_GOAL_. Locate and copy each line in the data that contains the word "title".

_EXTRACTED MATERIAL_.
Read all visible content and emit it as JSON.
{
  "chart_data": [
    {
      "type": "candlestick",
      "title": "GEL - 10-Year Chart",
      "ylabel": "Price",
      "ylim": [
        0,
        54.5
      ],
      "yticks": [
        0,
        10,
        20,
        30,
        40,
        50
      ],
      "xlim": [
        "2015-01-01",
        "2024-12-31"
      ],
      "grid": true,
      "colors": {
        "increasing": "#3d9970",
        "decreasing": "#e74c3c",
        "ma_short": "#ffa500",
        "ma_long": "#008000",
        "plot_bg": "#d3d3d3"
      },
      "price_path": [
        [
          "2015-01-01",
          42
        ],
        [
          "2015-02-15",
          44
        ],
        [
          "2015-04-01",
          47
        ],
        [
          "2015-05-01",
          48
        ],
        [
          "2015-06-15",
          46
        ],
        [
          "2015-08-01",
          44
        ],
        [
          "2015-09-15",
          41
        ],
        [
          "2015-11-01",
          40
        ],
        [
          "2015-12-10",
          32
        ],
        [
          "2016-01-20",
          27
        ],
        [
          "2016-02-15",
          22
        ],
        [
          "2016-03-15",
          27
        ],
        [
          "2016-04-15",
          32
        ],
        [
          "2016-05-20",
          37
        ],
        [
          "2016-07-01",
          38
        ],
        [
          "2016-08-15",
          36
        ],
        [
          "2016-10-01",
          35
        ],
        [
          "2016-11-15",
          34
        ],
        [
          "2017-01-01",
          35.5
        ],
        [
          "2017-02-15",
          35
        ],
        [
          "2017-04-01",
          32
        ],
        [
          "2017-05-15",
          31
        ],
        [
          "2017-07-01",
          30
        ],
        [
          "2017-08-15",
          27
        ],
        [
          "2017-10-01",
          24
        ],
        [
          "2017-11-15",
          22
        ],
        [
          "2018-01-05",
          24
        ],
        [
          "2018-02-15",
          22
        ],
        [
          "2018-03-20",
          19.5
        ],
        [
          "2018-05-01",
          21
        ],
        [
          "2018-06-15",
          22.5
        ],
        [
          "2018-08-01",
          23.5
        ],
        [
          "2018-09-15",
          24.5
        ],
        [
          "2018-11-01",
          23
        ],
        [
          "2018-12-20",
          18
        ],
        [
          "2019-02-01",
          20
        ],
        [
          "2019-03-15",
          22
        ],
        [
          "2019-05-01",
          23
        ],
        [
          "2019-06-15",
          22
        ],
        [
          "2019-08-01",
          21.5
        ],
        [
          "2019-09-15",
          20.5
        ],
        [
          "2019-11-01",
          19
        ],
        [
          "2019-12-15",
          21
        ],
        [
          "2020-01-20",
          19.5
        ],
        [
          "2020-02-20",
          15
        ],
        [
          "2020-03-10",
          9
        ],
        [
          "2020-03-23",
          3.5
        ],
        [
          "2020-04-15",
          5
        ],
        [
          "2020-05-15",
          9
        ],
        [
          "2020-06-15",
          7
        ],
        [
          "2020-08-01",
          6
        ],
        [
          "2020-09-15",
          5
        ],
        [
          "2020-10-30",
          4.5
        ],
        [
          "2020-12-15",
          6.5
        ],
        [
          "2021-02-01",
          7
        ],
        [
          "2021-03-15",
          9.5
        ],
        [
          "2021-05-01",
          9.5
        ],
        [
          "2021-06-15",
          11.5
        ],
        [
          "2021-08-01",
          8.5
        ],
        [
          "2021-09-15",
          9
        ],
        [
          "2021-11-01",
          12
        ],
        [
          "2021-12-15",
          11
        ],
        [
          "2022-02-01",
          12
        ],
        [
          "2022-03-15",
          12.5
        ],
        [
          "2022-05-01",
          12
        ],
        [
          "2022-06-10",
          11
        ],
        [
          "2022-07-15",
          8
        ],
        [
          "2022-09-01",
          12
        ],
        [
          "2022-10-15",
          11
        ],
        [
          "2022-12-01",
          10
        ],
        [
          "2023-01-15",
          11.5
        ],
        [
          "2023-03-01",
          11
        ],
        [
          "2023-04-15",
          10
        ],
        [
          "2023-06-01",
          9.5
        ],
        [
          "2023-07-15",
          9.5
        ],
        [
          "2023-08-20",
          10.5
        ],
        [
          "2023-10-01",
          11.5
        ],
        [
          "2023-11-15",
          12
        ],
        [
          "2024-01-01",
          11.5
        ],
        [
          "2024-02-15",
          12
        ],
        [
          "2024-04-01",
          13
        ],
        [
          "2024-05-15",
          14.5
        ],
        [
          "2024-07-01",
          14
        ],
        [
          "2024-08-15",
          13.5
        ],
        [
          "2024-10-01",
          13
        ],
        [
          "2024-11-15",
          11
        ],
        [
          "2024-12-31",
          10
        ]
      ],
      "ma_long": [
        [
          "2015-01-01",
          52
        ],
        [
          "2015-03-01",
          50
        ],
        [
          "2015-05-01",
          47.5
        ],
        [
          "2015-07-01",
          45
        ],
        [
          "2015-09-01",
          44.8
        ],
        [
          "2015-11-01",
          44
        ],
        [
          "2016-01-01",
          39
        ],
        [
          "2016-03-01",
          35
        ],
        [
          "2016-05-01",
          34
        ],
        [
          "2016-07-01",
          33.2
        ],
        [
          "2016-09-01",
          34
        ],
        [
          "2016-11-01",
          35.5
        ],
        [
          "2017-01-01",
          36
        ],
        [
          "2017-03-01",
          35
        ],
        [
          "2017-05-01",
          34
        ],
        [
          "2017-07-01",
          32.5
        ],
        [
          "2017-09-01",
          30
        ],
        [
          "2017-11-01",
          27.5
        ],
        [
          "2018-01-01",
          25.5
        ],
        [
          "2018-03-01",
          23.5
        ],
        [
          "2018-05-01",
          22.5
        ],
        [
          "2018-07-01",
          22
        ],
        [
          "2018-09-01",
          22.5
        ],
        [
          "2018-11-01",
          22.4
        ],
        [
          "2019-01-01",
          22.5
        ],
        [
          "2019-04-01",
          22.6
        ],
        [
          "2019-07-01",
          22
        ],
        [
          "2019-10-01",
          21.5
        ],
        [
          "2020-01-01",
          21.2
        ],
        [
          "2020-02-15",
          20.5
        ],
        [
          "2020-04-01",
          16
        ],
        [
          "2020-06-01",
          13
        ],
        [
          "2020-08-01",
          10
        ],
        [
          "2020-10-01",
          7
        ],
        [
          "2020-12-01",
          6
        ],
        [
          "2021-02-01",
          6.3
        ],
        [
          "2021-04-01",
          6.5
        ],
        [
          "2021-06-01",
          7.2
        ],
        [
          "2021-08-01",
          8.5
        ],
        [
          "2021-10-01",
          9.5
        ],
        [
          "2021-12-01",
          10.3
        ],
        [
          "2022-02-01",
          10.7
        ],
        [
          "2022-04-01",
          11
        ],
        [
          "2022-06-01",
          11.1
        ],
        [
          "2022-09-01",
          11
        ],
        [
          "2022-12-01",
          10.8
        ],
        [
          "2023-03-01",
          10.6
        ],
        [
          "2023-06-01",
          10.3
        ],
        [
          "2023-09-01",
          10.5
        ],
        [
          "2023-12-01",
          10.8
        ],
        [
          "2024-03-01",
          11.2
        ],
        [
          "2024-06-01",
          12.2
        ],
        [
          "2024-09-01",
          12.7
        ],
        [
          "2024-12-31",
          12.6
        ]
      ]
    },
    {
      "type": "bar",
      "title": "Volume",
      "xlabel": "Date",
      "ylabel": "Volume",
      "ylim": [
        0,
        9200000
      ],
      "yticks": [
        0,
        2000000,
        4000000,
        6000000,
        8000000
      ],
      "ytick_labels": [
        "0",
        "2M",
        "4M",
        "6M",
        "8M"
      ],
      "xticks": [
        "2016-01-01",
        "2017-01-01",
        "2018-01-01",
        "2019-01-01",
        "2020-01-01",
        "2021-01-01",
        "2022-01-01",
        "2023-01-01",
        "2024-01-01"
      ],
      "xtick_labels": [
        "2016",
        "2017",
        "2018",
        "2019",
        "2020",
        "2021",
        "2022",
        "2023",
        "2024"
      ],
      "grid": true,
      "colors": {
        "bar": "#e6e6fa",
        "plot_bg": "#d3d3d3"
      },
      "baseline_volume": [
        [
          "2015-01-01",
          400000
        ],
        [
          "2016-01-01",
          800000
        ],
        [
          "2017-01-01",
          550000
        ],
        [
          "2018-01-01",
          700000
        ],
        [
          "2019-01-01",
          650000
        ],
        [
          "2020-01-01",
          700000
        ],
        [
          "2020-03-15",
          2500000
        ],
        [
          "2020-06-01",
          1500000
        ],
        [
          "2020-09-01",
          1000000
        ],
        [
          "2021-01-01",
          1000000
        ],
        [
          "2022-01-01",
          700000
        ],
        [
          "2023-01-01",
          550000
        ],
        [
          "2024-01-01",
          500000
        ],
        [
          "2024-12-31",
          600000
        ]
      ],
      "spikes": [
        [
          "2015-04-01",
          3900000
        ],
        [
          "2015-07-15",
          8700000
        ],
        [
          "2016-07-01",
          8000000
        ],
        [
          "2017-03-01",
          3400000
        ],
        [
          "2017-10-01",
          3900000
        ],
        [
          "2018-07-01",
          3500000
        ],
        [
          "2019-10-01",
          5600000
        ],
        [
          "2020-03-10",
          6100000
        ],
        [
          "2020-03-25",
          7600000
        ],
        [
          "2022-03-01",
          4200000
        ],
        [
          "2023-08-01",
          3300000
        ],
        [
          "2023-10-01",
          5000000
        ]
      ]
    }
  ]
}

_ANSWER IN FULL_.
      "title": "GEL - 10-Year Chart",
      "title": "Volume",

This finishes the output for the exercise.